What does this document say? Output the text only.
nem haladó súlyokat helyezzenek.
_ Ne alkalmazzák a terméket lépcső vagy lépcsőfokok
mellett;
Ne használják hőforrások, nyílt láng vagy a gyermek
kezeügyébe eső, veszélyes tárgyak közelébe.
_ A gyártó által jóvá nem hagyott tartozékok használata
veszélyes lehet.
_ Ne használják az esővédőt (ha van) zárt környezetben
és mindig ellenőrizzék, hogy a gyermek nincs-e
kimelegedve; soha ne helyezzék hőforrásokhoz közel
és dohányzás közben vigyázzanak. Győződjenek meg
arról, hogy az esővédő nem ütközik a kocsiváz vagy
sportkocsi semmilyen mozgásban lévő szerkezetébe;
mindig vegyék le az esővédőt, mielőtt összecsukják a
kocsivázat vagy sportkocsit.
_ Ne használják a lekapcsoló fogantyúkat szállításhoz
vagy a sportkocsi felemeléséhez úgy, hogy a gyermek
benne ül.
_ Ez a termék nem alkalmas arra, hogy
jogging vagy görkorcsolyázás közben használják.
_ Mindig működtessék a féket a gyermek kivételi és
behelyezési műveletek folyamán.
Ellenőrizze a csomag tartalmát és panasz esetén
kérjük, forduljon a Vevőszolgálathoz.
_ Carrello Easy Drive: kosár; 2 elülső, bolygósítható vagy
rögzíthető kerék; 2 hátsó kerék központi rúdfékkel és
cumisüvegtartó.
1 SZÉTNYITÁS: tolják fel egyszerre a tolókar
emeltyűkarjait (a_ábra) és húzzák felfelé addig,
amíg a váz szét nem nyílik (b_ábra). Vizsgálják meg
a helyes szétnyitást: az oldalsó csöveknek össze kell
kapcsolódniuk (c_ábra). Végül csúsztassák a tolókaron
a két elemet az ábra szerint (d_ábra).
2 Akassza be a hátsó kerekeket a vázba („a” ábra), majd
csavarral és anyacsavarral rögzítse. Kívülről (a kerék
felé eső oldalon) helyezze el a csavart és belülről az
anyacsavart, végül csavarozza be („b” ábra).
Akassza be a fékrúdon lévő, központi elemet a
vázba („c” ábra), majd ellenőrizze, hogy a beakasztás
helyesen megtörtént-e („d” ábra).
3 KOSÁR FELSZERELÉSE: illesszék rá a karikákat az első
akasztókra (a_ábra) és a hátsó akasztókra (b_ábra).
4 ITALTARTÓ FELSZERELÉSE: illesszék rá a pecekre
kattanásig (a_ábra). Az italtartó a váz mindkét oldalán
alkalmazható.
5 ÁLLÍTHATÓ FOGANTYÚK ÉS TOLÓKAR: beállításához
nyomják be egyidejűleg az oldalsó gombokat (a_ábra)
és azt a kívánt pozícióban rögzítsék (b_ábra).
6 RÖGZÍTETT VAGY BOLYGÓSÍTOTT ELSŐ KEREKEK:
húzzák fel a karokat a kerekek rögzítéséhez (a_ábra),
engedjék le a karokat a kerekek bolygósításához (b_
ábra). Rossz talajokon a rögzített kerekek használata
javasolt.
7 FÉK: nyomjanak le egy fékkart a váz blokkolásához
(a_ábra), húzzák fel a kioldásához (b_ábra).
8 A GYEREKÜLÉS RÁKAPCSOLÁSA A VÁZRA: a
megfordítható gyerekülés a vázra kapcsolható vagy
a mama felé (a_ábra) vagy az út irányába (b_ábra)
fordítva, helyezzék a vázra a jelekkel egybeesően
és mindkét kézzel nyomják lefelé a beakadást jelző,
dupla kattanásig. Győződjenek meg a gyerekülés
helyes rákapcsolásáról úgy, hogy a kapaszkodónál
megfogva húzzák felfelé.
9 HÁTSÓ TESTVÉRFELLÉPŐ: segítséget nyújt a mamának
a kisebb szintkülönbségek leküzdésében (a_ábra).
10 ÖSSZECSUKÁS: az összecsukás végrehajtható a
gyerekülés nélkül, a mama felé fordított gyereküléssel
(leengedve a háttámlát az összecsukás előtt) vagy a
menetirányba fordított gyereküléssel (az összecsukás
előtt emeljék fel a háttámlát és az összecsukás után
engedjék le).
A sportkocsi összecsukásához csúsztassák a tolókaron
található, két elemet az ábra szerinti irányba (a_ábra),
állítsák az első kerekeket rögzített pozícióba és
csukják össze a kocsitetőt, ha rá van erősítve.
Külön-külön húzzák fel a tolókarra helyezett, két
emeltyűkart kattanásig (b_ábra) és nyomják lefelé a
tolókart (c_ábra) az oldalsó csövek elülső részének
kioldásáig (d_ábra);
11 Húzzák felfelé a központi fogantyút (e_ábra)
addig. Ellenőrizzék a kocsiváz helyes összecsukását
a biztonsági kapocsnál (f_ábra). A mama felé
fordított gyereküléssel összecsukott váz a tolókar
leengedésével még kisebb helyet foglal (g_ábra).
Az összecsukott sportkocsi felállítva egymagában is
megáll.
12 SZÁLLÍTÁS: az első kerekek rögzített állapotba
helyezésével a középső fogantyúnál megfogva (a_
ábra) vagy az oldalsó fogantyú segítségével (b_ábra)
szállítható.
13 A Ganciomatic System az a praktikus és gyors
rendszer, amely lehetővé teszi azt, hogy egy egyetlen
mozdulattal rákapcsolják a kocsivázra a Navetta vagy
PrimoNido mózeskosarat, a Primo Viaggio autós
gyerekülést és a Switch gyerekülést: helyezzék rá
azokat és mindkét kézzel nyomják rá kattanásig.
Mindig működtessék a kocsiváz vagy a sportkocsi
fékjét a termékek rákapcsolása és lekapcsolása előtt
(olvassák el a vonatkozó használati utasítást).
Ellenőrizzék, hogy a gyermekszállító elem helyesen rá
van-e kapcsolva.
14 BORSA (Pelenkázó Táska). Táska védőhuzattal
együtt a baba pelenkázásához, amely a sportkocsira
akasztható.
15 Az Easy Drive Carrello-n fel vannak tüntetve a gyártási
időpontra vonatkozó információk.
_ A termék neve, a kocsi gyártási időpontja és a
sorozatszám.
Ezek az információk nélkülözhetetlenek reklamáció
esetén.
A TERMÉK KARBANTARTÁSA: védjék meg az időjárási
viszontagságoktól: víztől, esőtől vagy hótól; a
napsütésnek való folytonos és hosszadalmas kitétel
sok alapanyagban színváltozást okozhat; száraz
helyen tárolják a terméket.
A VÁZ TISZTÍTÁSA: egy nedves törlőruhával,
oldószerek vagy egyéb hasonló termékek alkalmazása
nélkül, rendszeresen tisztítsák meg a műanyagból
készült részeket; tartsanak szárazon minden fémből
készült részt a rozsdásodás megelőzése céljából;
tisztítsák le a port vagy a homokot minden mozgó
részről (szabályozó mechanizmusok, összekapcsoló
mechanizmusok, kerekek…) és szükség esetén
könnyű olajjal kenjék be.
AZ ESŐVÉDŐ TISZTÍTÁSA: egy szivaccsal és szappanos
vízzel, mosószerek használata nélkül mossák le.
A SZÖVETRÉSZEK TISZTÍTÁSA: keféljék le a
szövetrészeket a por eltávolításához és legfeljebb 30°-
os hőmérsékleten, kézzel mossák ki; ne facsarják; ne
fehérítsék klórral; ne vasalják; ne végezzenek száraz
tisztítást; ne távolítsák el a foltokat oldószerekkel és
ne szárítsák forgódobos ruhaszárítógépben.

◆ ◆ ◆ ◆ ◆

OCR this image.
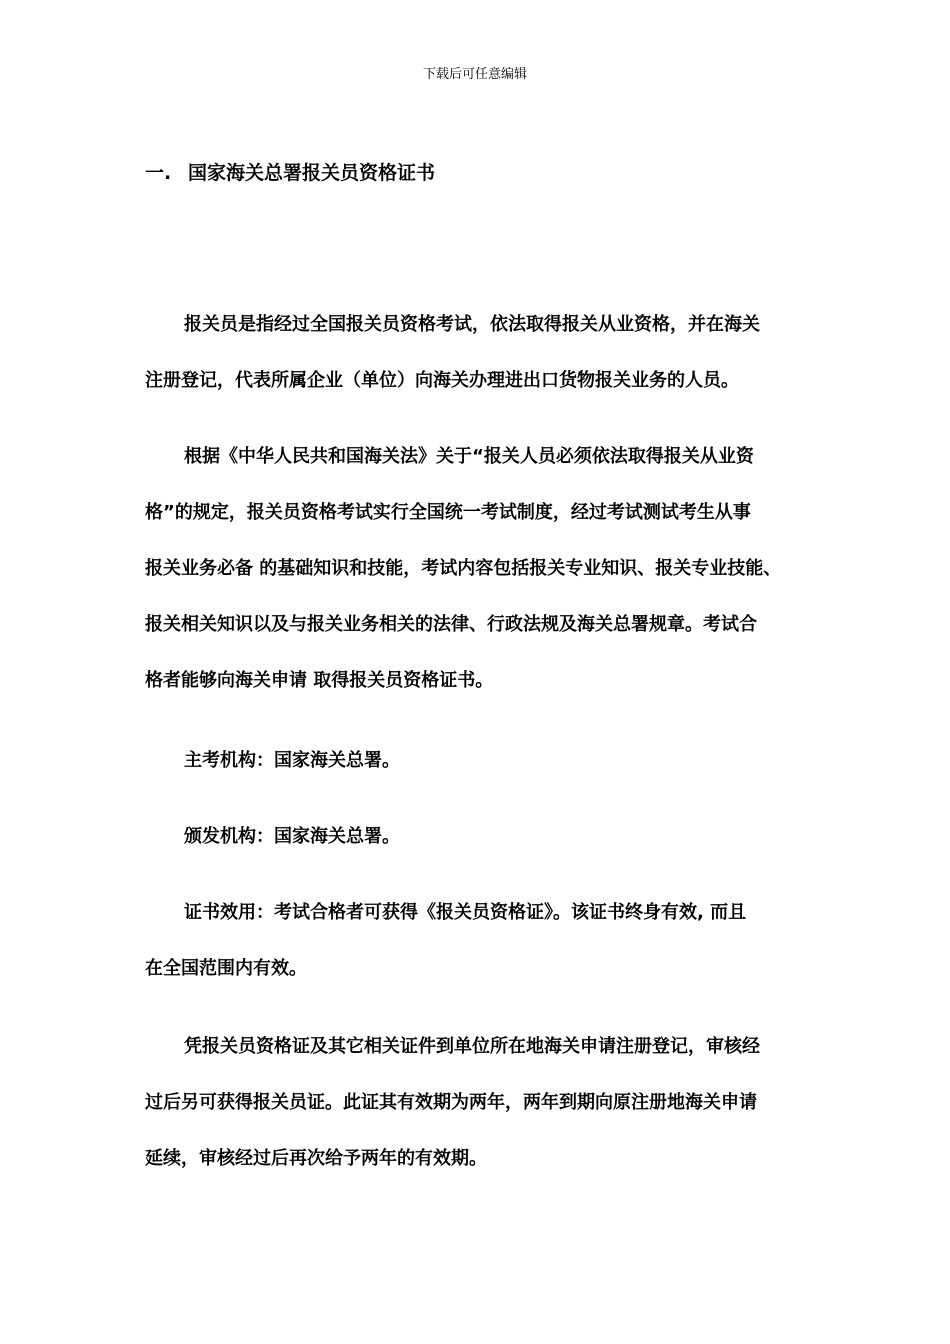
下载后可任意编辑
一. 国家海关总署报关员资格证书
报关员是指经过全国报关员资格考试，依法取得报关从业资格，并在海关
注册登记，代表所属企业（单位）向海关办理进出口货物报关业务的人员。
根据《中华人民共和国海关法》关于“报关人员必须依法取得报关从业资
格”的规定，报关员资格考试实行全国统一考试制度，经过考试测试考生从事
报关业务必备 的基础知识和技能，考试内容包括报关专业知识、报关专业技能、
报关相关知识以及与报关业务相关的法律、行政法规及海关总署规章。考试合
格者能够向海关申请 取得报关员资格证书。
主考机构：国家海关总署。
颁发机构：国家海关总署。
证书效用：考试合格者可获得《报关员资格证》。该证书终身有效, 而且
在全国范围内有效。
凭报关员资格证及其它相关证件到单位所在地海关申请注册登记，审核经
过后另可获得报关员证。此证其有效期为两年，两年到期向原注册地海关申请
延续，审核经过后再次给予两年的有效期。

◆ ◆ ◆ ◆ ◆

## [Set exercise]
Which lines contain the word "elemet"? Copy each of them.

## [Finished answer]
a két elemet az ábra szerint (d_ábra).
Akassza be a fékrúdon lévő, központi elemet a
található, két elemet az ábra szerinti irányba (a_ábra),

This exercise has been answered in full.